Data for this task –
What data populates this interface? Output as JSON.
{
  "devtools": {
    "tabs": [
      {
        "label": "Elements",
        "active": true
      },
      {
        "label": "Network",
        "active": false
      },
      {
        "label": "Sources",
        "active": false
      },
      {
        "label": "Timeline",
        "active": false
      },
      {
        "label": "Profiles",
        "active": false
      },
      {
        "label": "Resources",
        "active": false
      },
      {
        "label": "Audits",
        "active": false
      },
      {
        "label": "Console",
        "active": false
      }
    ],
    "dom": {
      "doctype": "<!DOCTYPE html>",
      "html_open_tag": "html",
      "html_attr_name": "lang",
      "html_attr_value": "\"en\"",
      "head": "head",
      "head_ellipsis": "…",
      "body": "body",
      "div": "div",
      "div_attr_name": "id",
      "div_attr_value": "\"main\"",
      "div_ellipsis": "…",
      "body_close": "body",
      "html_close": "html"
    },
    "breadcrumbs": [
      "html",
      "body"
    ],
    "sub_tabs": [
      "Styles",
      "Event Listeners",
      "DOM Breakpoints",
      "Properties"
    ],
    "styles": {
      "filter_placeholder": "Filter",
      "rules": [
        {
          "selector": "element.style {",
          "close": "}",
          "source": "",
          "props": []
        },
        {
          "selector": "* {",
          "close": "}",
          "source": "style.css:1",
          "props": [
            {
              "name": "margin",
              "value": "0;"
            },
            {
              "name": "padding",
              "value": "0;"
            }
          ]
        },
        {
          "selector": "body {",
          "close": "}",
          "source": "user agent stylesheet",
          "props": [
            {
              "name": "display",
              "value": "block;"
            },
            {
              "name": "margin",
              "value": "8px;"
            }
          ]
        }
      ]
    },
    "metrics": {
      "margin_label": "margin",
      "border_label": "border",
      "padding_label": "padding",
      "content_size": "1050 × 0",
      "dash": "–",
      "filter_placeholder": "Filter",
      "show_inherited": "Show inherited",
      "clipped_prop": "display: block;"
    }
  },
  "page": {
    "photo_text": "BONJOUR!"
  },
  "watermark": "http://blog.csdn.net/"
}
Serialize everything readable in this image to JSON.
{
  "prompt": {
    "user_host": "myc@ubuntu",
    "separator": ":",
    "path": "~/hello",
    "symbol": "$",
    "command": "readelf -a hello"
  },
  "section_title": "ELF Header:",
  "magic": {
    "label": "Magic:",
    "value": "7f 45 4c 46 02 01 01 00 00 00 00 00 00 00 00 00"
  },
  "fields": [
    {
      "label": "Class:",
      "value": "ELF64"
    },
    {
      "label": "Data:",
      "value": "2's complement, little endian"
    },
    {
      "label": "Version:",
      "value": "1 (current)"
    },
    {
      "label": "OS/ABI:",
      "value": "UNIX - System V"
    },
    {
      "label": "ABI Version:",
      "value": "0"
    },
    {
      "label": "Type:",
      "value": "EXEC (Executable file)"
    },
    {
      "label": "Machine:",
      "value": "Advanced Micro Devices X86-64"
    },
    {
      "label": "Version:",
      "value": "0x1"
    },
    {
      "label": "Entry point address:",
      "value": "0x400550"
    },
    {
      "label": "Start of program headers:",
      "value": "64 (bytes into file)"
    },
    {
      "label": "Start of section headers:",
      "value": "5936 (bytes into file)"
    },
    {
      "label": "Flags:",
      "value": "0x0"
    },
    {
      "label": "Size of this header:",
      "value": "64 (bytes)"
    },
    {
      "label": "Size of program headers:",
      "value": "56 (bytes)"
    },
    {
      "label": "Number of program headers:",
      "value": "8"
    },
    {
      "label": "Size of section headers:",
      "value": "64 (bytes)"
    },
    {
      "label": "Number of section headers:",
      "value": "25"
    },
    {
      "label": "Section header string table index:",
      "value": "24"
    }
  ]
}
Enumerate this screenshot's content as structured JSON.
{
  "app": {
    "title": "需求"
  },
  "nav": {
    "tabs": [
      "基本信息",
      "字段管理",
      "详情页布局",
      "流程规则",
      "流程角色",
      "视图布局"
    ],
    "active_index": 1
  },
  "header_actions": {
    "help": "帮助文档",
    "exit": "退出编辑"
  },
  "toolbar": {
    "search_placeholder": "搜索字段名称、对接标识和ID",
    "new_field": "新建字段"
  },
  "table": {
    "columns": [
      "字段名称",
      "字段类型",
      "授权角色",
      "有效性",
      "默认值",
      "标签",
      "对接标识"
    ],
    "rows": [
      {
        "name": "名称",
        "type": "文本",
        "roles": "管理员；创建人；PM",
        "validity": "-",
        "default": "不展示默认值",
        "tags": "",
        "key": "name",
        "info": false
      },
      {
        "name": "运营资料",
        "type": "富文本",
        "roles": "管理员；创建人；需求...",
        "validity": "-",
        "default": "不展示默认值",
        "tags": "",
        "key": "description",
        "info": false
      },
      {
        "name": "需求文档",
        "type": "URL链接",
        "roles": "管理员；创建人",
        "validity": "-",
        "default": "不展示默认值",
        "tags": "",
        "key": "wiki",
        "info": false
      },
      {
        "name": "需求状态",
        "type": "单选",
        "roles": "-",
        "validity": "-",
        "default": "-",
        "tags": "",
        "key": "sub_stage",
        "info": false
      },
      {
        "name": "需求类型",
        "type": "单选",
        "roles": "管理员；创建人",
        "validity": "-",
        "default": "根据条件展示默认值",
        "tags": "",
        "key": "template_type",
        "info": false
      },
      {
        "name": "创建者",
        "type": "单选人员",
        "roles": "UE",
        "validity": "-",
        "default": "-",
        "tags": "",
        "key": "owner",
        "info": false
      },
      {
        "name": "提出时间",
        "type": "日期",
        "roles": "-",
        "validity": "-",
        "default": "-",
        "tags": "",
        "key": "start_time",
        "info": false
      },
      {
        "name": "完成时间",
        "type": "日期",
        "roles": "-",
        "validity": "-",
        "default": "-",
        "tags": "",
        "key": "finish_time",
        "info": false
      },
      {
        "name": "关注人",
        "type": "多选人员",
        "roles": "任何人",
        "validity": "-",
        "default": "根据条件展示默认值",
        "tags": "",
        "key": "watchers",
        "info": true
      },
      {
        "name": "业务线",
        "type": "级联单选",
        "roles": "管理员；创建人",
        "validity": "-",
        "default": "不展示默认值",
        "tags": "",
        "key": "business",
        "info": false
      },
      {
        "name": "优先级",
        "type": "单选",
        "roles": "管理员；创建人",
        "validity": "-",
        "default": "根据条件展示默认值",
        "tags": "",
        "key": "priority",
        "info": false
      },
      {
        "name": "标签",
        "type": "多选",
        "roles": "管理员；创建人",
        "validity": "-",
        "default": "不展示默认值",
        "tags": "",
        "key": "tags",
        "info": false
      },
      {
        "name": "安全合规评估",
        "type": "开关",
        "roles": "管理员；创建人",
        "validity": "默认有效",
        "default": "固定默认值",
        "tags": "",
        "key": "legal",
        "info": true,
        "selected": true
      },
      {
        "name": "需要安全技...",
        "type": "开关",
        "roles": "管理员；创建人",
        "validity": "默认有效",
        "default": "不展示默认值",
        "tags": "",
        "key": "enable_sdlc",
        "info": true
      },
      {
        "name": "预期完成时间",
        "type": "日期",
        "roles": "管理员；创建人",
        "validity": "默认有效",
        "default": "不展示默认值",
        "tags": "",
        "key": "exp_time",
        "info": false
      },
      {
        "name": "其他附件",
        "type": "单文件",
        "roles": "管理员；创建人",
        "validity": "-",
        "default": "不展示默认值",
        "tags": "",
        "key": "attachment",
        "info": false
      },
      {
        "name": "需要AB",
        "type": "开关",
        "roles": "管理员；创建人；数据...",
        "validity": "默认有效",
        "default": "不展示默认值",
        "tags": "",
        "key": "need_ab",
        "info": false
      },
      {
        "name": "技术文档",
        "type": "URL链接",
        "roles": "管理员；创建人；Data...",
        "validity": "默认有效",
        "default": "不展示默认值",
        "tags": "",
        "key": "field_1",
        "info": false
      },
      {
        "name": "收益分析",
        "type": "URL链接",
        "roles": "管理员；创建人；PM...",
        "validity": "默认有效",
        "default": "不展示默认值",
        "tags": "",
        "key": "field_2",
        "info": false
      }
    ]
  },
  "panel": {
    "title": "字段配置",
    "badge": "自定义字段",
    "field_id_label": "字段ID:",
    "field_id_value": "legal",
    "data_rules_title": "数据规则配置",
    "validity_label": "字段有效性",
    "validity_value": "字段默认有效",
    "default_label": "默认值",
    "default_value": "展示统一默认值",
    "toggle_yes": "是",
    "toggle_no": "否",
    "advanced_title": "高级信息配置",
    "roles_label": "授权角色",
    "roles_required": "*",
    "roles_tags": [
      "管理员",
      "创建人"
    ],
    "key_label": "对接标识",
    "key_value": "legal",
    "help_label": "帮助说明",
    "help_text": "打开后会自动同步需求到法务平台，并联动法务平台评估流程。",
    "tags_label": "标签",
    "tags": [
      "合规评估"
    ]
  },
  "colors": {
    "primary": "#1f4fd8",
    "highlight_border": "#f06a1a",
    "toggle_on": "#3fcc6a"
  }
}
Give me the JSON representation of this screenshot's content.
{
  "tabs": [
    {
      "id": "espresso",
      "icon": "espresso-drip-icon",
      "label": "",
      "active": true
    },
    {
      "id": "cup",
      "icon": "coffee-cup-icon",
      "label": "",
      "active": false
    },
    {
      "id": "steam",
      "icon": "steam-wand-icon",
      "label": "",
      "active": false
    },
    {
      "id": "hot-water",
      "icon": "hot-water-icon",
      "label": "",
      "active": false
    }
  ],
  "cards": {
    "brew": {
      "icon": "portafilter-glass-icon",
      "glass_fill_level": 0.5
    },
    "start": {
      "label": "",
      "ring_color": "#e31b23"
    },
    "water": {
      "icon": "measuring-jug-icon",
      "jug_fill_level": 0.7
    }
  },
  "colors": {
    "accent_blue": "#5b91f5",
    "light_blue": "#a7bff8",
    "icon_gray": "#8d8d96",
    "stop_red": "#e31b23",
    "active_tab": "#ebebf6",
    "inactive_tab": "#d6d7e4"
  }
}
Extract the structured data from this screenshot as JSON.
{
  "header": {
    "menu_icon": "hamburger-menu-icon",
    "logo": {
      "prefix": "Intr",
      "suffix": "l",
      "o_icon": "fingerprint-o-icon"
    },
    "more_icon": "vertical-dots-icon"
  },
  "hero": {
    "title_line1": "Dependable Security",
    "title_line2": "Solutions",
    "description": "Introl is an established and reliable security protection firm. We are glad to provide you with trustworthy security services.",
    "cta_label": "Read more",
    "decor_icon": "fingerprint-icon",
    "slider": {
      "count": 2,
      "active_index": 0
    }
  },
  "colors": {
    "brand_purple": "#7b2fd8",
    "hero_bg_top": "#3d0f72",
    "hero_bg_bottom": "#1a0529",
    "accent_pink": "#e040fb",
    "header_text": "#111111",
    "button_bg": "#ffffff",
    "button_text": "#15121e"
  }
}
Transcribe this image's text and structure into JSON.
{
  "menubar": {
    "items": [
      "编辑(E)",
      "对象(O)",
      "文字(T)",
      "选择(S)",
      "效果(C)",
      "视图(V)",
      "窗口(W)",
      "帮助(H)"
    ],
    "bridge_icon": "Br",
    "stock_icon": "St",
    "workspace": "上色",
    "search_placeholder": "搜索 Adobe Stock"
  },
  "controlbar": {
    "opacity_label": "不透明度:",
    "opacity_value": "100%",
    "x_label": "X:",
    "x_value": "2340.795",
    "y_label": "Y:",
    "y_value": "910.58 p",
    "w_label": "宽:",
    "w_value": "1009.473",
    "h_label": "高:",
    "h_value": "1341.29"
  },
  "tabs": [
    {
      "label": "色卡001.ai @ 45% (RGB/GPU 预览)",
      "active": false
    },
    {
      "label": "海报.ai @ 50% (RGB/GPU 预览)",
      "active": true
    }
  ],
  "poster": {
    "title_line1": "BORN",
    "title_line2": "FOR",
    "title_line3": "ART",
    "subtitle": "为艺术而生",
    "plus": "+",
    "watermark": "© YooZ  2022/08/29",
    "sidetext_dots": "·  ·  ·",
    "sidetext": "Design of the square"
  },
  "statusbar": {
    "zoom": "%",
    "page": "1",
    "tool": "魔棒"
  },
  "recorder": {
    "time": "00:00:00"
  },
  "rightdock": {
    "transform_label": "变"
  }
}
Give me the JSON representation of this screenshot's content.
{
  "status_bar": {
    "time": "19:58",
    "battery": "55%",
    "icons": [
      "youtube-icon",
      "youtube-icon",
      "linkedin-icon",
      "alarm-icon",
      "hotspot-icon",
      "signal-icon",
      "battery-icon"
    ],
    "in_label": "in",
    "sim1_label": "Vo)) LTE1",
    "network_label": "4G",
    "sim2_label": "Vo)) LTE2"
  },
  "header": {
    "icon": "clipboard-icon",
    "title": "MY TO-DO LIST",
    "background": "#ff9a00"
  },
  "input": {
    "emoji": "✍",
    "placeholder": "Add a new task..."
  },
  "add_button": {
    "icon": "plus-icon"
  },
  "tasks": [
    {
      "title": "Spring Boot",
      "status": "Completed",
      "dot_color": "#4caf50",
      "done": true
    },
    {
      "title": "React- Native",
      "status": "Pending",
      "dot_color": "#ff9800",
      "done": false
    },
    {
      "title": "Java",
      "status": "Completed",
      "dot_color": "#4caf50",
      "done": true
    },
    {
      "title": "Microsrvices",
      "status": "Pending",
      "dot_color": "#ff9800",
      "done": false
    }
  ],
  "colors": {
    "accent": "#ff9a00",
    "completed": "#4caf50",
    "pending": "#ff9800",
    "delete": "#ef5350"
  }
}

Written problem –
Copy out every line of the listing that includes the string "program".

Reply to the task –
      "label": "Start of program headers:",
      "label": "Size of program headers:",
      "label": "Number of program headers:",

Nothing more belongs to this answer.